Stored items from a collection
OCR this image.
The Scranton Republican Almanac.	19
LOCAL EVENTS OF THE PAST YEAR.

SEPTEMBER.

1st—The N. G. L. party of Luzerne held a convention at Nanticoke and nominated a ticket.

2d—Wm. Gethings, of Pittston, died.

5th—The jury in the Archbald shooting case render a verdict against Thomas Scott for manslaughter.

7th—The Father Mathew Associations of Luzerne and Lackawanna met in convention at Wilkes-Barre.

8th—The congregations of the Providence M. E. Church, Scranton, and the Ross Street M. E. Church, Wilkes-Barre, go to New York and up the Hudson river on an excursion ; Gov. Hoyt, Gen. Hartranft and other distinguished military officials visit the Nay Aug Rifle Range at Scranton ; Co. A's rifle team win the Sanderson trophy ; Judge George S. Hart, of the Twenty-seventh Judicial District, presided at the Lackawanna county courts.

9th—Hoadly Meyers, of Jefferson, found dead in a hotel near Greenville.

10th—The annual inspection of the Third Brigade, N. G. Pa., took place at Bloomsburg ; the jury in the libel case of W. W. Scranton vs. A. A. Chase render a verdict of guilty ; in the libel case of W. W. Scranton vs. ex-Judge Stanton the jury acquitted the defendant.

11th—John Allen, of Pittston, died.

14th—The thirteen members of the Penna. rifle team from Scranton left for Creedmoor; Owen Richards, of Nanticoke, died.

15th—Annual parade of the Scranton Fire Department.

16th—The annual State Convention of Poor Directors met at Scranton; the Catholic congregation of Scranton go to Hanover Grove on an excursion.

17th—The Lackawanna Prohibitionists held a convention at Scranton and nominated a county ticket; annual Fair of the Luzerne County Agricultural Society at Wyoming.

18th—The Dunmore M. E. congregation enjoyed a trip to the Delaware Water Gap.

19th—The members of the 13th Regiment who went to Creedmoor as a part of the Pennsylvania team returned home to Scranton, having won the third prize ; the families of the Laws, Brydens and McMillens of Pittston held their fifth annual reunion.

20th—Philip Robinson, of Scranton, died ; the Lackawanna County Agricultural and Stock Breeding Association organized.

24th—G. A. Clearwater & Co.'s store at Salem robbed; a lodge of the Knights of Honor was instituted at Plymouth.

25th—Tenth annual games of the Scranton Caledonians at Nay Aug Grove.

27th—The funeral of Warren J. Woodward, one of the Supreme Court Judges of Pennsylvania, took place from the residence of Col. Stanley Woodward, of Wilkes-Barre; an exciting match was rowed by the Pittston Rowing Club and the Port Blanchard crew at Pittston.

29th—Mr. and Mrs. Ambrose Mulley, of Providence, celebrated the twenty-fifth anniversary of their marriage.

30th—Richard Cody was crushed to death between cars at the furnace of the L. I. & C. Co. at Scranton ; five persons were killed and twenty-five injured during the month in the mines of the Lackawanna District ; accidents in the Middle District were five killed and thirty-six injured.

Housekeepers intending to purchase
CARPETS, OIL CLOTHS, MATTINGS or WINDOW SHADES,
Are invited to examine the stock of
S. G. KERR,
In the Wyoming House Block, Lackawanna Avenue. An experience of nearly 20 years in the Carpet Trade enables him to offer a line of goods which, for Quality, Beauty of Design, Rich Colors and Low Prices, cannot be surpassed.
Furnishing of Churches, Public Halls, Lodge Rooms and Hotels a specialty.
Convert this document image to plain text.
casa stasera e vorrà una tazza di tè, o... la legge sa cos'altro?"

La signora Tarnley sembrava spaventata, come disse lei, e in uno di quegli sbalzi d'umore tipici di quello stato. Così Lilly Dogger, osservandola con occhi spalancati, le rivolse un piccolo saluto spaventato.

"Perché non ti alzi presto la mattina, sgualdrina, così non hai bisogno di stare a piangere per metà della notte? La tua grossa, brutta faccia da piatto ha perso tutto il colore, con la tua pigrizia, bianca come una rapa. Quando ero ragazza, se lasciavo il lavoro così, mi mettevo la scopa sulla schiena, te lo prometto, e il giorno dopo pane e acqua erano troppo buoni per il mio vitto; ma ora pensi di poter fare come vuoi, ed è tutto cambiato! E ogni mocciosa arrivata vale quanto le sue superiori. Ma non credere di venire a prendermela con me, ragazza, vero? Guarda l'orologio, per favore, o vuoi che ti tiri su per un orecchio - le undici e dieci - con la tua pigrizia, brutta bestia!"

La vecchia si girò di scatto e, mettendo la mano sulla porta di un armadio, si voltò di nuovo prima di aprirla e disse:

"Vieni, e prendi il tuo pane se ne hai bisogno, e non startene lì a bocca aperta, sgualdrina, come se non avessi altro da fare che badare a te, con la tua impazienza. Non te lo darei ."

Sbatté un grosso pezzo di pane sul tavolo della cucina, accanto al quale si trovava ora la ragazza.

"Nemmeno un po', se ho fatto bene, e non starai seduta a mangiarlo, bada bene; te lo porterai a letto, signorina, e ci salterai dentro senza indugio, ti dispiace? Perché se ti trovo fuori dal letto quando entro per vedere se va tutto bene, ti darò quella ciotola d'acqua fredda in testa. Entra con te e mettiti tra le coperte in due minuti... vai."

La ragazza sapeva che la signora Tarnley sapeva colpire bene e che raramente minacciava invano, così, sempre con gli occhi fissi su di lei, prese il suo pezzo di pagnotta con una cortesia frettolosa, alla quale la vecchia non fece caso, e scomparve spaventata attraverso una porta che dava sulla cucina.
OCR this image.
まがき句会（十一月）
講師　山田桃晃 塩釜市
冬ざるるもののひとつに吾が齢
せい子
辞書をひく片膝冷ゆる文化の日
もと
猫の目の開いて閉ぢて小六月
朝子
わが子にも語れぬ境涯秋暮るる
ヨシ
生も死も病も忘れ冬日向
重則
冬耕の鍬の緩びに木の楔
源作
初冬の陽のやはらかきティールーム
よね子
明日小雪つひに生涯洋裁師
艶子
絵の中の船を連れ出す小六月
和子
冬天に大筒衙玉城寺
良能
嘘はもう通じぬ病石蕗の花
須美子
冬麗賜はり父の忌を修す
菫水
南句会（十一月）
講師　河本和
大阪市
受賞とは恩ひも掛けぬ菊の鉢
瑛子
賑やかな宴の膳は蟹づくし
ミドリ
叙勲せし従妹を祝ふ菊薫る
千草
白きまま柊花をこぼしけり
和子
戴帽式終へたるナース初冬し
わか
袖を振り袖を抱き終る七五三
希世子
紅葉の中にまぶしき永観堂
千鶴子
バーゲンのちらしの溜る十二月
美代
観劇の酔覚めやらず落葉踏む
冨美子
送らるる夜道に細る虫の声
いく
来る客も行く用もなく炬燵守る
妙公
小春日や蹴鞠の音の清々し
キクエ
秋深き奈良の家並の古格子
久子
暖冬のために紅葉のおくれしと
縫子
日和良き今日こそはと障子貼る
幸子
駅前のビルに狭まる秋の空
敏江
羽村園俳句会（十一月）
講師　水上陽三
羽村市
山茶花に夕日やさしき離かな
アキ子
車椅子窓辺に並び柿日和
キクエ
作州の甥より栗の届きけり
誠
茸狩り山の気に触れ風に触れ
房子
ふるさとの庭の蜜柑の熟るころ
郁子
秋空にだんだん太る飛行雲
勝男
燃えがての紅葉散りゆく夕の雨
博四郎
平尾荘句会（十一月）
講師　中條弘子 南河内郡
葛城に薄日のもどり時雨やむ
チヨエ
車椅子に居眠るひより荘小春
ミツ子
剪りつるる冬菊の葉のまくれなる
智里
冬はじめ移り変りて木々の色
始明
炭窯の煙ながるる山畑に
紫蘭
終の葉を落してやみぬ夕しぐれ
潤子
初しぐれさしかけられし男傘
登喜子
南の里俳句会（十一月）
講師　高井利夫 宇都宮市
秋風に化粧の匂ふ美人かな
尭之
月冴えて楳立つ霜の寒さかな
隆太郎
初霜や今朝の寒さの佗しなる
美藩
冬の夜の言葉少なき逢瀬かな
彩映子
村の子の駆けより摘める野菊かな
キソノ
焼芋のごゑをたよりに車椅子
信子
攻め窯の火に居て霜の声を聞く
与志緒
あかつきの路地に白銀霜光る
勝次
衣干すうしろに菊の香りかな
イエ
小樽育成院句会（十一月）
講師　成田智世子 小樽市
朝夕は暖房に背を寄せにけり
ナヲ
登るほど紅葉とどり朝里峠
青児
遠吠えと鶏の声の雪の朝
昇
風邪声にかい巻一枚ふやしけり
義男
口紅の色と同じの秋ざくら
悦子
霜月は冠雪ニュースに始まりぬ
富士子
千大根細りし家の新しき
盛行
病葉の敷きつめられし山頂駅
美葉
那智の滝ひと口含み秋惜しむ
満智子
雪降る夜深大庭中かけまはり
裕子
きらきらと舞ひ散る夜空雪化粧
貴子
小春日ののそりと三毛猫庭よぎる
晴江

DO THIS ::
Which lines include the word "disse"? List them all.

COMPLETED TASK ::
La signora Tarnley sembrava spaventata, come disse lei, e in uno di quegli sbalzi d'umore tipici di quello stato. Così Lilly Dogger, osservandola con occhi spalancati, le rivolse un piccolo saluto spaventato.
La vecchia si girò di scatto e, mettendo la mano sulla porta di un armadio, si voltò di nuovo prima di aprirla e disse:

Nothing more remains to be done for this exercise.